Exercise task
Where a line holds "Pour", copy it.

Dataset records:
- - - - - - -

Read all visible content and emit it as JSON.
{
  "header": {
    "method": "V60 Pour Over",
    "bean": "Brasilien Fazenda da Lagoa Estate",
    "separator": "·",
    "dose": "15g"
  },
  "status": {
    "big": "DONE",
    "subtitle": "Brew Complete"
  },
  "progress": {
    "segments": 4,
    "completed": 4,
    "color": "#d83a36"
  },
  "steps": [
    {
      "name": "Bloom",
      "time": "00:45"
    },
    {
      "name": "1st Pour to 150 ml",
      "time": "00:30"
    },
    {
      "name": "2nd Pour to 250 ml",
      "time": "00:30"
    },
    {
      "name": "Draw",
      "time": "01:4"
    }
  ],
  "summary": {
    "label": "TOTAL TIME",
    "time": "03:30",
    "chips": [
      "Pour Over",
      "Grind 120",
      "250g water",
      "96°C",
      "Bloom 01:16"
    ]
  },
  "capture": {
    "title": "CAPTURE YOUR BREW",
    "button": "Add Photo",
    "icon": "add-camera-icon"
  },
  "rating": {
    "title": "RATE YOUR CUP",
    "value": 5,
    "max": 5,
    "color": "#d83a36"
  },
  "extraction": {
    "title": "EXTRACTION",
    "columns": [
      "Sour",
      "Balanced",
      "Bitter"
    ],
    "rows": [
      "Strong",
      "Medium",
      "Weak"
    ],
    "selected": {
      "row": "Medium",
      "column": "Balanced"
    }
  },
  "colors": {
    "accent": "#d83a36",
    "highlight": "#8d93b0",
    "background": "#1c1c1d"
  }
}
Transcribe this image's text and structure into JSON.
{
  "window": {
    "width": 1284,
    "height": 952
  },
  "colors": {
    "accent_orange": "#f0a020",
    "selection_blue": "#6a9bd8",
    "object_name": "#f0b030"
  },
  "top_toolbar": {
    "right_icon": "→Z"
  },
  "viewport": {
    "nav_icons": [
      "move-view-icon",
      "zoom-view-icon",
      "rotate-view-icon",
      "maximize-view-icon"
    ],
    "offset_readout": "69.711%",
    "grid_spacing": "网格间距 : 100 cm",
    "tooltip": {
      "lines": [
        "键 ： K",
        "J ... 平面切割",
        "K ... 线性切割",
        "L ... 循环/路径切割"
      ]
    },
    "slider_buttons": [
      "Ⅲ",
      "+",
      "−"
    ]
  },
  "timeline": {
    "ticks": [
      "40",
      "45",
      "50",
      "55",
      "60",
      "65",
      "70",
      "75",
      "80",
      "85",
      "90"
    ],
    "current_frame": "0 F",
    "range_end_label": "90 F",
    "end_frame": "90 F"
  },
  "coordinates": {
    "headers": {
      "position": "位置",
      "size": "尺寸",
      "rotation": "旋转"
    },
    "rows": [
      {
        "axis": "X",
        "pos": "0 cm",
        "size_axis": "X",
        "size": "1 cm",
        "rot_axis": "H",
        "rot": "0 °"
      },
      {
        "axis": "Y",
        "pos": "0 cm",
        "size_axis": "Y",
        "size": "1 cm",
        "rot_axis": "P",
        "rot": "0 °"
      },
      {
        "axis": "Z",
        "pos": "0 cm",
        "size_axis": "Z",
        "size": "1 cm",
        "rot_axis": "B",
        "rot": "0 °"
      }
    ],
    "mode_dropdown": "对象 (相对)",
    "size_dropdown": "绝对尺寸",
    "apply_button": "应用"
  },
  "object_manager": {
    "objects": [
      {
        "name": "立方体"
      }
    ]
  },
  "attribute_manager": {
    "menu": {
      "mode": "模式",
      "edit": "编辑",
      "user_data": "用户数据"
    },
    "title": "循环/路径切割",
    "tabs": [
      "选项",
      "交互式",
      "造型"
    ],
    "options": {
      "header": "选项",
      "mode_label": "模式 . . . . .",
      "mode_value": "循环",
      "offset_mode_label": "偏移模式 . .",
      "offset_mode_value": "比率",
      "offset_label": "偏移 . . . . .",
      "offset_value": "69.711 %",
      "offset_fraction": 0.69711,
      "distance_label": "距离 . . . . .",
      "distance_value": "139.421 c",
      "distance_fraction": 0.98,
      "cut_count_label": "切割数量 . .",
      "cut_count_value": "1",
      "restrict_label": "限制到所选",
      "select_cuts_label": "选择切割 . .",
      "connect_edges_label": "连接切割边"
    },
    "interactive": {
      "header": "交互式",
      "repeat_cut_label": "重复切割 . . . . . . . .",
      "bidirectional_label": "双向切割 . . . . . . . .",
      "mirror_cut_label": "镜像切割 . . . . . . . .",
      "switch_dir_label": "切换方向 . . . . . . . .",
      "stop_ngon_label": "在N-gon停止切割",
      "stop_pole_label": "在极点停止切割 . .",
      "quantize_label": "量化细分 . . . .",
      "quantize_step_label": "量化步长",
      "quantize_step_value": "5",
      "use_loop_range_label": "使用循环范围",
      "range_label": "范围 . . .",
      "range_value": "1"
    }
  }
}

- - - - - - -

Written response
    "method": "V60 Pour Over",
      "name": "1st Pour to 150 ml",
      "name": "2nd Pour to 250 ml",
      "Pour Over",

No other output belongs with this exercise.